The Preliminary Decision Memorandum is a public document and is on file electronically via Enforcement and Compliance's Antidumping and Countervailing Duty Centralized Electronic Service System (ACCESS). ACCESS is available to registered users at https://access.trade.gov,, and to all parties in the Central Records Unit, room B8024 of the main Department of Commerce building. In addition, a complete version of the Preliminary Decision Memorandum can be accessed directly at http://enforcement.trade.gov/frn/. The signed and the electronic versions of the Preliminary Decision Memorandum are identical in content.

Preliminary Results of Review

The Department preliminarily determines that the five companies under review, China Hailiang, Hong Kong Hailiang, Shanghai Hailiang, and Zhejiang Hailiang, failed to demonstrate eligibility for a separate rate. In making our findings, two of the five companies, China Hailiang and Shanghai Hailiang Trading, did not submit no shipment letters or separate rate applications/certifications by the specified deadlines, and, as noted above, Hong Kong Hailiang, Shanghai Hailiang, and Zhejiang Hailiang, notified the Department that they would not be participating in this review and also did not submit no shipment letters or separate rate applications/certifications by the specified deadlines. Accordingly, these five companies did not demonstrate that they are each entitled to a separate rate. Thus, we consider all five companies to be part of the PRC-Wide Entity. The rate previously established for the PRC-wide entity is 60.82 percent.

______

Written exercise 1 >> In the records, substitute "gemstone" for "crystal" and reproduce the lines with nothing else altered, starting with the line that contains "label: Boost Inner" and going on through the line that contains "crystal 2 xyxy=(248,443,450,578)".

______

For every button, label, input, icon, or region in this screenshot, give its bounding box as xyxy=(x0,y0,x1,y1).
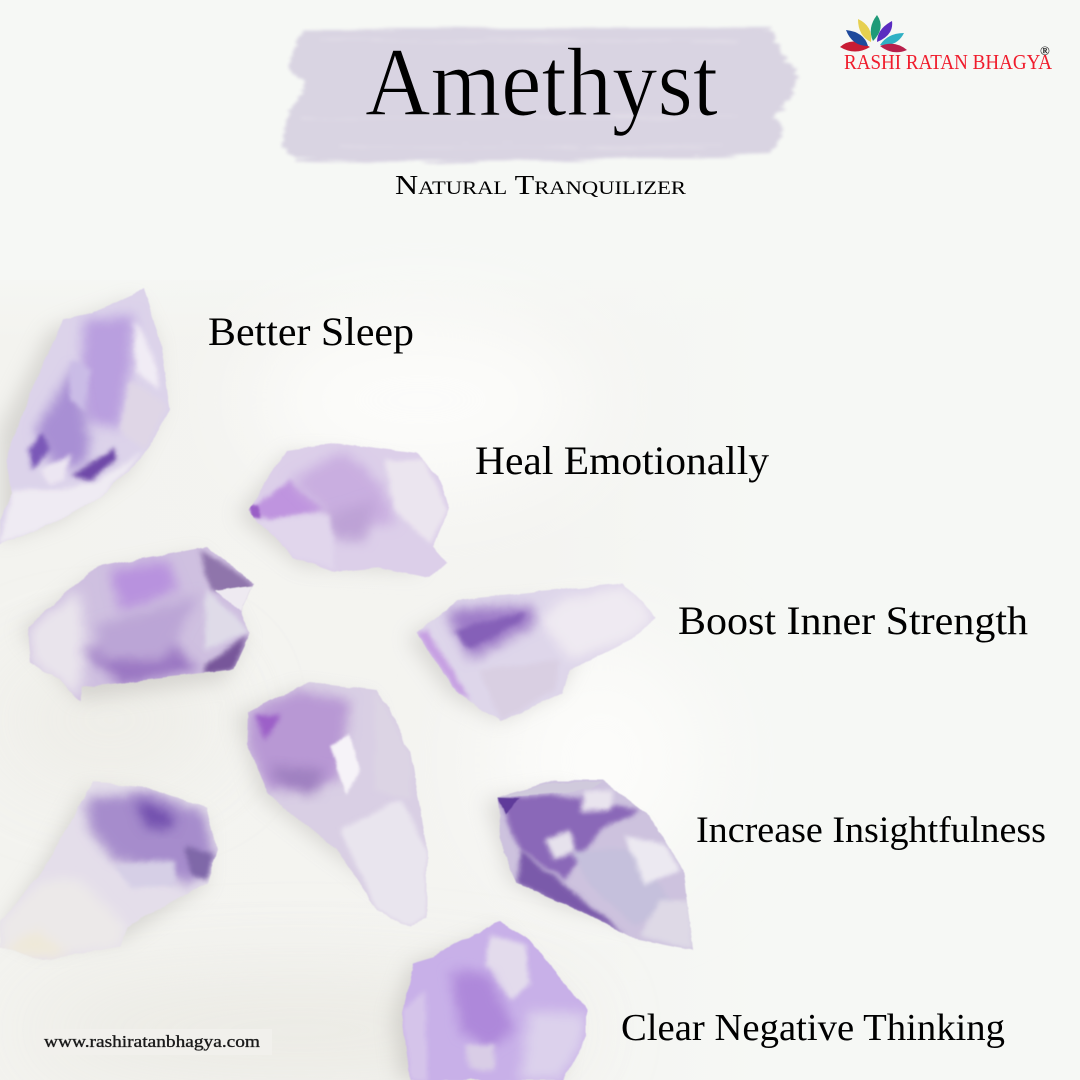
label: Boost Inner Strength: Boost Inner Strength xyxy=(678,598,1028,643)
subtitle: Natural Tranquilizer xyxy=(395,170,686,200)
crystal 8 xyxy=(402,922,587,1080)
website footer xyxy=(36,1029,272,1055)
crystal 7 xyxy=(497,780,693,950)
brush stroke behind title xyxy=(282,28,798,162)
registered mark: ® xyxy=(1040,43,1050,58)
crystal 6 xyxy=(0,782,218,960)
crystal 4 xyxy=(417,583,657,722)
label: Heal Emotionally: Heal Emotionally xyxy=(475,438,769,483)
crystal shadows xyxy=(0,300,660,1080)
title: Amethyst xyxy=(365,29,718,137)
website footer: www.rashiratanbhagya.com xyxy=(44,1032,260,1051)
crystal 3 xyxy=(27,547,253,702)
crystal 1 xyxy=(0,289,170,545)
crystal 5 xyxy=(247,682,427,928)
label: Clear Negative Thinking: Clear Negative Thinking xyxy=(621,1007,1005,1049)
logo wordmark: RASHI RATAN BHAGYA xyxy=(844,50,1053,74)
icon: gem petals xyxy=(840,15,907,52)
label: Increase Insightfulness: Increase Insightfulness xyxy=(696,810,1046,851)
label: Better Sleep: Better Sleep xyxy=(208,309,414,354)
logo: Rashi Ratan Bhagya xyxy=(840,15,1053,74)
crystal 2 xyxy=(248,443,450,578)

______

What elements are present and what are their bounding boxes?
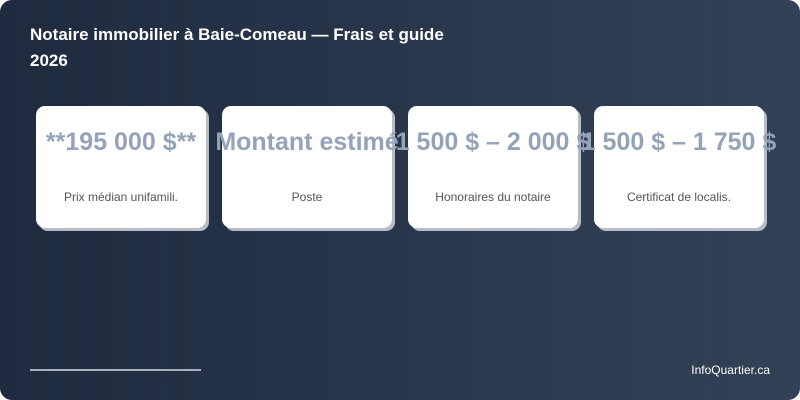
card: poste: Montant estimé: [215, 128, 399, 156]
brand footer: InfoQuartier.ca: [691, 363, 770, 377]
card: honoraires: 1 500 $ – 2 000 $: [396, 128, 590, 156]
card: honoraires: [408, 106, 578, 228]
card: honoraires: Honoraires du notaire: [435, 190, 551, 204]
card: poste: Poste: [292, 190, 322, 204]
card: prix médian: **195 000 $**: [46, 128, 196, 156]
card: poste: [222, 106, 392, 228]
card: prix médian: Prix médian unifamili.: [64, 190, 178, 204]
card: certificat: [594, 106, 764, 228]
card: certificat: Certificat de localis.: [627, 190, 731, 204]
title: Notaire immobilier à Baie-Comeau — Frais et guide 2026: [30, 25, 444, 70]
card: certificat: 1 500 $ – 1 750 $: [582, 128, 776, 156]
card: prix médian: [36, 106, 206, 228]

______

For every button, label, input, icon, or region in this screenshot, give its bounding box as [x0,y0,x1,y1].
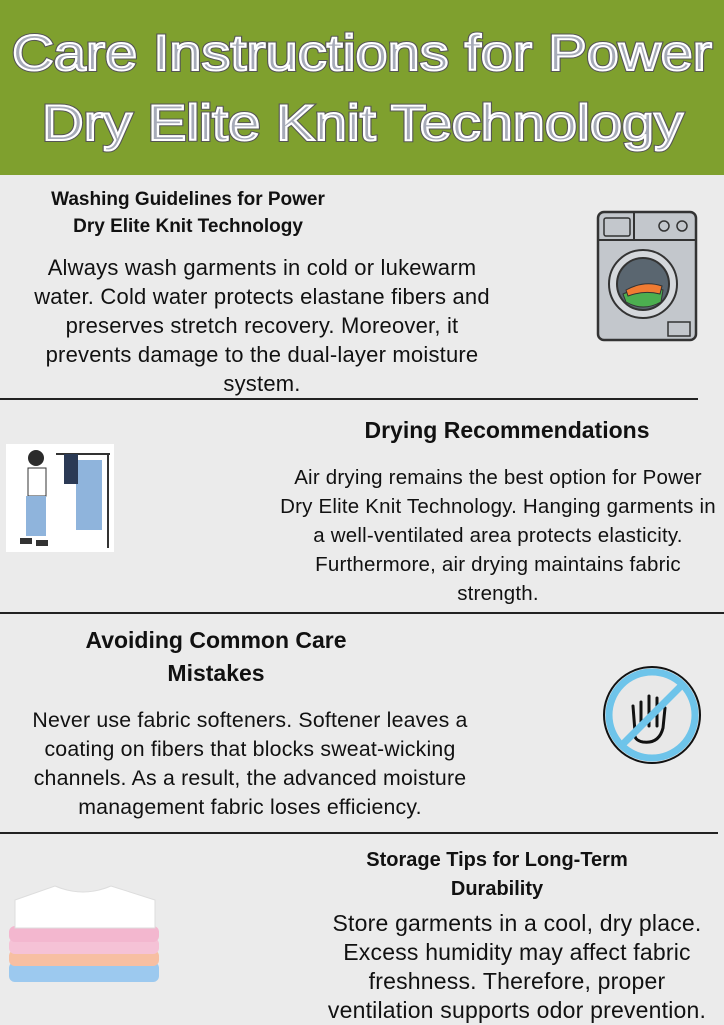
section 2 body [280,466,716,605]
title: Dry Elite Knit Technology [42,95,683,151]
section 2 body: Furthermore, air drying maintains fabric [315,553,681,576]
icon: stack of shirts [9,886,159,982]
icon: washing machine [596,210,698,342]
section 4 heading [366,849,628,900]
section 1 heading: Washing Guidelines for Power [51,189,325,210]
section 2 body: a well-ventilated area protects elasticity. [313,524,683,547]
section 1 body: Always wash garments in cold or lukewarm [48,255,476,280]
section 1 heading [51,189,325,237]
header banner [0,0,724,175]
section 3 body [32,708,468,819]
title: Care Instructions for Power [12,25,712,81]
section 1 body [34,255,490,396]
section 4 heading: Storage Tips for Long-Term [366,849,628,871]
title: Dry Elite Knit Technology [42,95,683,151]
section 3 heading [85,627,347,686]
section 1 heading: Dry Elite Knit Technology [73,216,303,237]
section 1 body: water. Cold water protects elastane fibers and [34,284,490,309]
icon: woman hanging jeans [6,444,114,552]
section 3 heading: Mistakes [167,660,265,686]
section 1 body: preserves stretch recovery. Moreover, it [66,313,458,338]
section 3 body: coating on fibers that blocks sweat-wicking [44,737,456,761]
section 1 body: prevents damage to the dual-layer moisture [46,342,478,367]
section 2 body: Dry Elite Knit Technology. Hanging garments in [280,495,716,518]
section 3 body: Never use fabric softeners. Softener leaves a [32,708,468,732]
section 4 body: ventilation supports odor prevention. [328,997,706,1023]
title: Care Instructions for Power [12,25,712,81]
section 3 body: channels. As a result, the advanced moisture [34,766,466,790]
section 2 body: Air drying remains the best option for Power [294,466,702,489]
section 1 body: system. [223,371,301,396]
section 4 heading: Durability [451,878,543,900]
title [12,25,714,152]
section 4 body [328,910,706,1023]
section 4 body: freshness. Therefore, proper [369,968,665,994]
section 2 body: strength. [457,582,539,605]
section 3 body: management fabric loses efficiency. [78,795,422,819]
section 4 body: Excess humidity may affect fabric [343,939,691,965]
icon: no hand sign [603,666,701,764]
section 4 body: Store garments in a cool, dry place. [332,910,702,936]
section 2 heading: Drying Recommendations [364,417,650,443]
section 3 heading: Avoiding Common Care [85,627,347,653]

______

Written exercise 2 >> Summarize the antidumping review excerpt in two sentences.

Reply 1 >>
label: Boost Inner Strength: Boost Inner Strength xyxy=(678,598,1028,643)
subtitle: Natural Tranquilizer xyxy=(395,170,686,200)
gemstone 8 xyxy=(402,922,587,1080)
website footer xyxy=(36,1029,272,1055)
gemstone 7 xyxy=(497,780,693,950)
brush stroke behind title xyxy=(282,28,798,162)
registered mark: ® xyxy=(1040,43,1050,58)
gemstone 6 xyxy=(0,782,218,960)
gemstone 4 xyxy=(417,583,657,722)
label: Heal Emotionally: Heal Emotionally xyxy=(475,438,769,483)
gemstone shadows xyxy=(0,300,660,1080)
title: Amethyst xyxy=(365,29,718,137)
website footer: www.rashiratanbhagya.com xyxy=(44,1032,260,1051)
gemstone 3 xyxy=(27,547,253,702)
gemstone 1 xyxy=(0,289,170,545)
gemstone 5 xyxy=(247,682,427,928)
label: Clear Negative Thinking: Clear Negative Thinking xyxy=(621,1007,1005,1049)
logo wordmark: RASHI RATAN BHAGYA xyxy=(844,50,1053,74)
icon: gem petals xyxy=(840,15,907,52)
label: Increase Insightfulness: Increase Insightfulness xyxy=(696,810,1046,851)
label: Better Sleep: Better Sleep xyxy=(208,309,414,354)
logo: Rashi Ratan Bhagya xyxy=(840,15,1053,74)
gemstone 2 xyxy=(248,443,450,578)

Reply 2 >> The Preliminary Decision Memorandum is a public document available electronically through ACCESS, in the Central Records Unit, and online, and its signed and electronic versions are identical in content. The Department preliminarily determined that the Hailiang companies under review failed to demonstrate eligibility for a separate rate because they did not submit no shipment letters or separate rate applications/certifications by the deadlines, so it considers them part of the PRC-wide entity, whose previously established rate is 60.82 percent.